— start of Input material —

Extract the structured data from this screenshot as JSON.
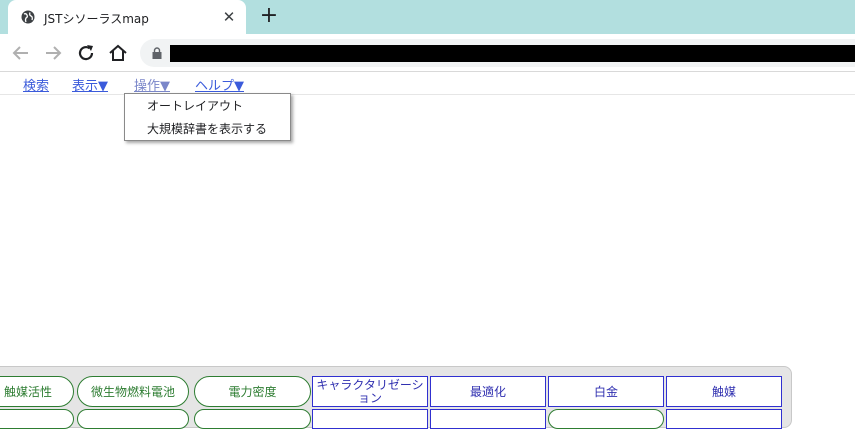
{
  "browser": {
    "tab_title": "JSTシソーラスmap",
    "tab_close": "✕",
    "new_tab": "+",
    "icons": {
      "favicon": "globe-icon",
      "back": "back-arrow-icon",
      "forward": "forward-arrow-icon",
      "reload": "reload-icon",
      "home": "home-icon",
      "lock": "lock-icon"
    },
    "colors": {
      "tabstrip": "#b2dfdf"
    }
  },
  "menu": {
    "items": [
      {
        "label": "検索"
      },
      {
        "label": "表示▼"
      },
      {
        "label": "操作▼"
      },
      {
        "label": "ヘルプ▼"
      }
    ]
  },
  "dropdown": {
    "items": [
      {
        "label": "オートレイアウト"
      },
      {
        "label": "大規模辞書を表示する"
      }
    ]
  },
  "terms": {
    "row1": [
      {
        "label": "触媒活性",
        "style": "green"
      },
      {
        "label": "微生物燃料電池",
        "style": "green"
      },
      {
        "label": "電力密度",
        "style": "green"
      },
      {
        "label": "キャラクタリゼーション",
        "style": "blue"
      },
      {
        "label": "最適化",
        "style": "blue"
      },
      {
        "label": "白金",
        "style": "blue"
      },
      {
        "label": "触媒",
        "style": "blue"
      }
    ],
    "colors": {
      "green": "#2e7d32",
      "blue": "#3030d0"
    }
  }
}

— end of Input material —

**Short exercise**
Word for word, quote the lines above. Omit the pictures.

**Written solution**
Extract the structured data from this screenshot as JSON.
{
  "browser": {
    "tab_title": "JSTシソーラスmap",
    "tab_close": "✕",
    "new_tab": "+",
    "icons": {
      "favicon": "globe-icon",
      "back": "back-arrow-icon",
      "forward": "forward-arrow-icon",
      "reload": "reload-icon",
      "home": "home-icon",
      "lock": "lock-icon"
    },
    "colors": {
      "tabstrip": "#b2dfdf"
    }
  },
  "menu": {
    "items": [
      {
        "label": "検索"
      },
      {
        "label": "表示▼"
      },
      {
        "label": "操作▼"
      },
      {
        "label": "ヘルプ▼"
      }
    ]
  },
  "dropdown": {
    "items": [
      {
        "label": "オートレイアウト"
      },
      {
        "label": "大規模辞書を表示する"
      }
    ]
  },
  "terms": {
    "row1": [
      {
        "label": "触媒活性",
        "style": "green"
      },
      {
        "label": "微生物燃料電池",
        "style": "green"
      },
      {
        "label": "電力密度",
        "style": "green"
      },
      {
        "label": "キャラクタリゼーション",
        "style": "blue"
      },
      {
        "label": "最適化",
        "style": "blue"
      },
      {
        "label": "白金",
        "style": "blue"
      },
      {
        "label": "触媒",
        "style": "blue"
      }
    ],
    "colors": {
      "green": "#2e7d32",
      "blue": "#3030d0"
    }
  }
}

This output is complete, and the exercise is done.